[Records from a collection of figures]
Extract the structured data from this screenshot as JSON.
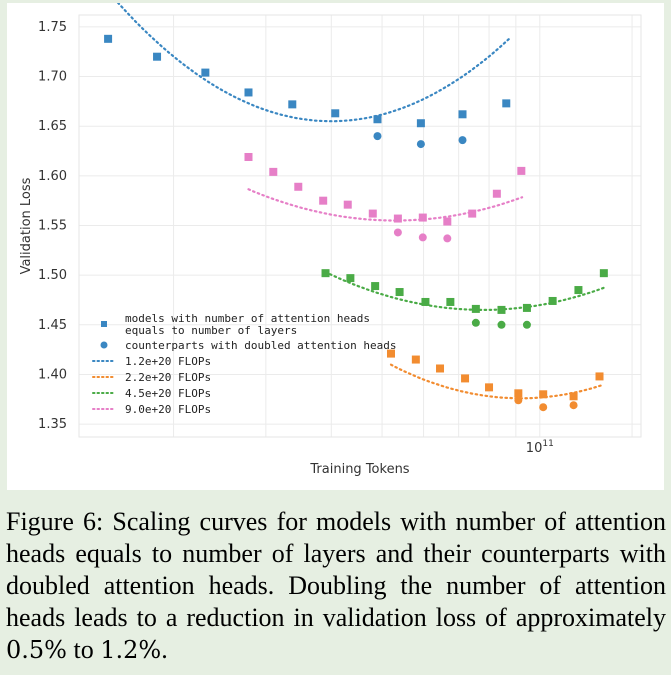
{
  "chart_data": {
    "type": "scatter",
    "xscale": "log",
    "xlabel": "Training Tokens",
    "ylabel": "Validation Loss",
    "ylim": [
      1.35,
      1.75
    ],
    "yticks": [
      "1.35",
      "1.40",
      "1.45",
      "1.50",
      "1.55",
      "1.60",
      "1.65",
      "1.70",
      "1.75"
    ],
    "xtick_label": "10^11",
    "xtick_base": "10",
    "xtick_exp": "11",
    "grid": true,
    "legend_position": "lower-left",
    "legend": {
      "marker_square": "models with number of attention heads equals to number of layers",
      "marker_square_line1": "models with number of attention heads",
      "marker_square_line2": "equals to number of layers",
      "marker_circle": "counterparts with doubled attention heads"
    },
    "series": [
      {
        "name": "1.2e+20 FLOPs",
        "color": "#3a87c2",
        "squares": [
          [
            15000000000.0,
            1.738
          ],
          [
            18600000000.0,
            1.72
          ],
          [
            23000000000.0,
            1.704
          ],
          [
            27800000000.0,
            1.684
          ],
          [
            33700000000.0,
            1.672
          ],
          [
            40700000000.0,
            1.663
          ],
          [
            49000000000.0,
            1.657
          ],
          [
            59300000000.0,
            1.653
          ],
          [
            71200000000.0,
            1.662
          ],
          [
            86300000000.0,
            1.673
          ]
        ],
        "circles": [
          [
            49000000000.0,
            1.64
          ],
          [
            59300000000.0,
            1.632
          ],
          [
            71200000000.0,
            1.636
          ]
        ],
        "curve_x": [
          15000000000.0,
          87500000000.0
        ],
        "curve_coef": [
          0.72,
          40000000000.0,
          1.655
        ]
      },
      {
        "name": "2.2e+20 FLOPs",
        "color": "#f28c30",
        "squares": [
          [
            52000000000.0,
            1.421
          ],
          [
            58000000000.0,
            1.415
          ],
          [
            64500000000.0,
            1.406
          ],
          [
            72000000000.0,
            1.396
          ],
          [
            80000000000.0,
            1.387
          ],
          [
            91000000000.0,
            1.381
          ],
          [
            101500000000.0,
            1.38
          ],
          [
            116000000000.0,
            1.378
          ],
          [
            130000000000.0,
            1.398
          ]
        ],
        "circles": [
          [
            91000000000.0,
            1.374
          ],
          [
            101500000000.0,
            1.367
          ],
          [
            116000000000.0,
            1.369
          ]
        ],
        "curve_x": [
          52000000000.0,
          131000000000.0
        ],
        "curve_coef": [
          0.55,
          92000000000.0,
          1.376
        ]
      },
      {
        "name": "4.5e+20 FLOPs",
        "color": "#4aab46",
        "squares": [
          [
            39000000000.0,
            1.502
          ],
          [
            43500000000.0,
            1.497
          ],
          [
            48500000000.0,
            1.489
          ],
          [
            54000000000.0,
            1.483
          ],
          [
            60500000000.0,
            1.473
          ],
          [
            67500000000.0,
            1.473
          ],
          [
            75500000000.0,
            1.466
          ],
          [
            84500000000.0,
            1.465
          ],
          [
            94500000000.0,
            1.467
          ],
          [
            105800000000.0,
            1.474
          ],
          [
            118500000000.0,
            1.485
          ],
          [
            132500000000.0,
            1.502
          ]
        ],
        "circles": [
          [
            75500000000.0,
            1.452
          ],
          [
            84500000000.0,
            1.45
          ],
          [
            94500000000.0,
            1.45
          ]
        ],
        "curve_x": [
          39000000000.0,
          133000000000.0
        ],
        "curve_coef": [
          0.42,
          78000000000.0,
          1.465
        ]
      },
      {
        "name": "9.0e+20 FLOPs",
        "color": "#e67fc7",
        "squares": [
          [
            27800000000.0,
            1.619
          ],
          [
            31000000000.0,
            1.604
          ],
          [
            34600000000.0,
            1.589
          ],
          [
            38600000000.0,
            1.575
          ],
          [
            43000000000.0,
            1.571
          ],
          [
            48000000000.0,
            1.562
          ],
          [
            53600000000.0,
            1.557
          ],
          [
            59800000000.0,
            1.558
          ],
          [
            66600000000.0,
            1.554
          ],
          [
            74300000000.0,
            1.562
          ],
          [
            82800000000.0,
            1.582
          ],
          [
            92200000000.0,
            1.605
          ]
        ],
        "circles": [
          [
            53600000000.0,
            1.543
          ],
          [
            59800000000.0,
            1.538
          ],
          [
            66600000000.0,
            1.537
          ]
        ],
        "curve_x": [
          27800000000.0,
          92500000000.0
        ],
        "curve_coef": [
          0.4,
          53000000000.0,
          1.555
        ]
      }
    ]
  },
  "caption": {
    "label": "Figure 6:",
    "text_before": "Scaling curves for models with number of attention heads equals to number of layers and their counterparts with doubled attention heads. Doubling the number of attention heads leads to a reduction in validation loss of approximately",
    "value_low": "0.5%",
    "connector": "to",
    "value_high": "1.2%",
    "end": "."
  }
}
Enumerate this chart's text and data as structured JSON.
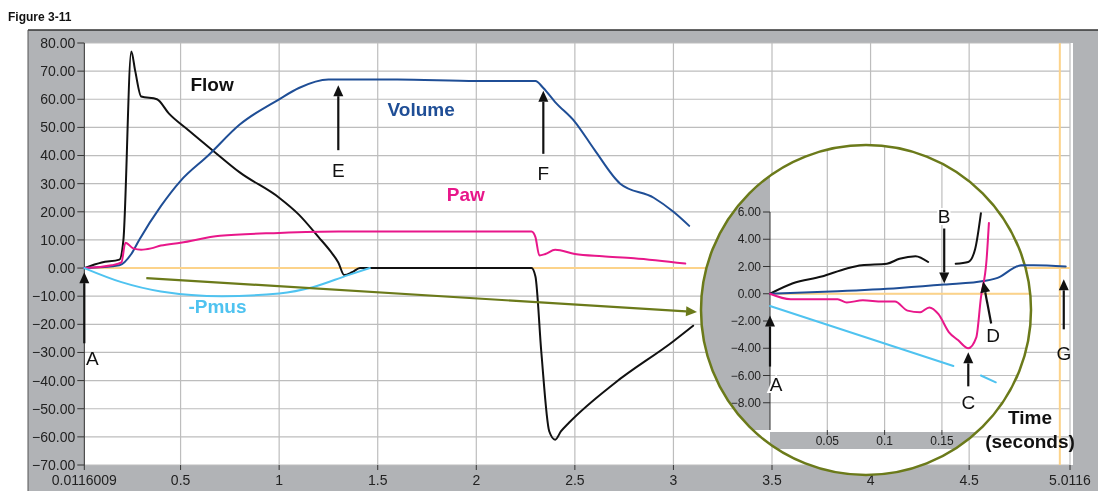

Task statement →
Restate the whole of the material word for word without the pictures.

Full answer →
Extract the structured data from this screenshot as JSON.
{
  "chart_data": {
    "type": "scatter",
    "xscale": "log",
    "xlabel": "Training Tokens",
    "ylabel": "Validation Loss",
    "ylim": [
      1.35,
      1.75
    ],
    "yticks": [
      "1.35",
      "1.40",
      "1.45",
      "1.50",
      "1.55",
      "1.60",
      "1.65",
      "1.70",
      "1.75"
    ],
    "xtick_label": "10^11",
    "xtick_base": "10",
    "xtick_exp": "11",
    "grid": true,
    "legend_position": "lower-left",
    "legend": {
      "marker_square": "models with number of attention heads equals to number of layers",
      "marker_square_line1": "models with number of attention heads",
      "marker_square_line2": "equals to number of layers",
      "marker_circle": "counterparts with doubled attention heads"
    },
    "series": [
      {
        "name": "1.2e+20 FLOPs",
        "color": "#3a87c2",
        "squares": [
          [
            15000000000.0,
            1.738
          ],
          [
            18600000000.0,
            1.72
          ],
          [
            23000000000.0,
            1.704
          ],
          [
            27800000000.0,
            1.684
          ],
          [
            33700000000.0,
            1.672
          ],
          [
            40700000000.0,
            1.663
          ],
          [
            49000000000.0,
            1.657
          ],
          [
            59300000000.0,
            1.653
          ],
          [
            71200000000.0,
            1.662
          ],
          [
            86300000000.0,
            1.673
          ]
        ],
        "circles": [
          [
            49000000000.0,
            1.64
          ],
          [
            59300000000.0,
            1.632
          ],
          [
            71200000000.0,
            1.636
          ]
        ],
        "curve_x": [
          15000000000.0,
          87500000000.0
        ],
        "curve_coef": [
          0.72,
          40000000000.0,
          1.655
        ]
      },
      {
        "name": "2.2e+20 FLOPs",
        "color": "#f28c30",
        "squares": [
          [
            52000000000.0,
            1.421
          ],
          [
            58000000000.0,
            1.415
          ],
          [
            64500000000.0,
            1.406
          ],
          [
            72000000000.0,
            1.396
          ],
          [
            80000000000.0,
            1.387
          ],
          [
            91000000000.0,
            1.381
          ],
          [
            101500000000.0,
            1.38
          ],
          [
            116000000000.0,
            1.378
          ],
          [
            130000000000.0,
            1.398
          ]
        ],
        "circles": [
          [
            91000000000.0,
            1.374
          ],
          [
            101500000000.0,
            1.367
          ],
          [
            116000000000.0,
            1.369
          ]
        ],
        "curve_x": [
          52000000000.0,
          131000000000.0
        ],
        "curve_coef": [
          0.55,
          92000000000.0,
          1.376
        ]
      },
      {
        "name": "4.5e+20 FLOPs",
        "color": "#4aab46",
        "squares": [
          [
            39000000000.0,
            1.502
          ],
          [
            43500000000.0,
            1.497
          ],
          [
            48500000000.0,
            1.489
          ],
          [
            54000000000.0,
            1.483
          ],
          [
            60500000000.0,
            1.473
          ],
          [
            67500000000.0,
            1.473
          ],
          [
            75500000000.0,
            1.466
          ],
          [
            84500000000.0,
            1.465
          ],
          [
            94500000000.0,
            1.467
          ],
          [
            105800000000.0,
            1.474
          ],
          [
            118500000000.0,
            1.485
          ],
          [
            132500000000.0,
            1.502
          ]
        ],
        "circles": [
          [
            75500000000.0,
            1.452
          ],
          [
            84500000000.0,
            1.45
          ],
          [
            94500000000.0,
            1.45
          ]
        ],
        "curve_x": [
          39000000000.0,
          133000000000.0
        ],
        "curve_coef": [
          0.42,
          78000000000.0,
          1.465
        ]
      },
      {
        "name": "9.0e+20 FLOPs",
        "color": "#e67fc7",
        "squares": [
          [
            27800000000.0,
            1.619
          ],
          [
            31000000000.0,
            1.604
          ],
          [
            34600000000.0,
            1.589
          ],
          [
            38600000000.0,
            1.575
          ],
          [
            43000000000.0,
            1.571
          ],
          [
            48000000000.0,
            1.562
          ],
          [
            53600000000.0,
            1.557
          ],
          [
            59800000000.0,
            1.558
          ],
          [
            66600000000.0,
            1.554
          ],
          [
            74300000000.0,
            1.562
          ],
          [
            82800000000.0,
            1.582
          ],
          [
            92200000000.0,
            1.605
          ]
        ],
        "circles": [
          [
            53600000000.0,
            1.543
          ],
          [
            59800000000.0,
            1.538
          ],
          [
            66600000000.0,
            1.537
          ]
        ],
        "curve_x": [
          27800000000.0,
          92500000000.0
        ],
        "curve_coef": [
          0.4,
          53000000000.0,
          1.555
        ]
      }
    ]
  },
  "caption": {
    "label": "Figure 6:",
    "text_before": "Scaling curves for models with number of attention heads equals to number of layers and their counterparts with doubled attention heads. Doubling the number of attention heads leads to a reduction in validation loss of approximately",
    "value_low": "0.5%",
    "connector": "to",
    "value_high": "1.2%",
    "end": "."
  }
}
Enumerate this chart's text and data as structured JSON.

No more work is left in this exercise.